Start of Records provided
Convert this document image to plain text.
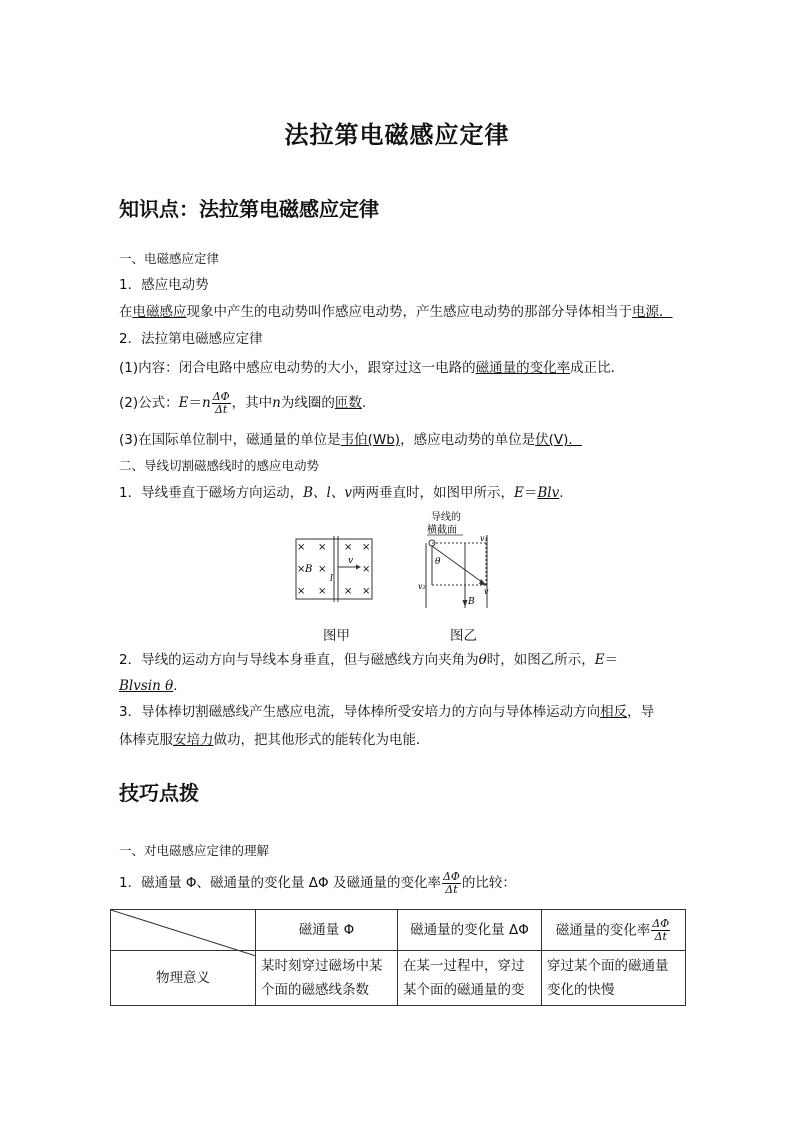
法拉第电磁感应定律
知识点：法拉第电磁感应定律
一、电磁感应定律
1．感应电动势
在电磁感应现象中产生的电动势叫作感应电动势，产生感应电动势的那部分导体相当于电源．
2．法拉第电磁感应定律
(1)内容：闭合电路中感应电动势的大小，跟穿过这一电路的磁通量的变化率成正比．
(2)公式：$E=n \frac{\Delta\Phi}{\Delta t}$ ，其中n为线圈的匝数．
(3)在国际单位制中，磁通量的单位是韦伯(Wb)，感应电动势的单位是伏(V)．
二、导线切割磁感线时的感应电动势
1．导线垂直于磁场方向运动，B、l、v两两垂直时，如图甲所示，E＝Blv.
× × × ×
× B ×	×
l
v
× × × ×
导线的
横截面
v₁
v₂
θ
B
v
图甲	图乙
2．导线的运动方向与导线本身垂直，但与磁感线方向夹角为θ时，如图乙所示，E＝
Blvsin θ.
3．导体棒切割磁感线产生感应电流，导体棒所受安培力的方向与导体棒运动方向相反，导
体棒克服安培力做功，把其他形式的能转化为电能．
技巧点拨
一、对电磁感应定律的理解
1．磁通量 Φ、磁通量的变化量 ΔΦ 及磁通量的变化率 $\frac{\Delta\Phi}{\Delta t}$ 的比较：
	磁通量 Φ	磁通量的变化量 ΔΦ	磁通量的变化率 $\frac{\Delta\Phi}{\Delta t}$

物理意义	某时刻穿过磁场中某个面的磁感线条数	在某一过程中，穿过某个面的磁通量的变	穿过某个面的磁通量变化的快慢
End of Records provided
◆ The request: Give only the number of lines in the material above where the string "法拉第电磁感应定律" appears.

◆ Solution to the problem: 3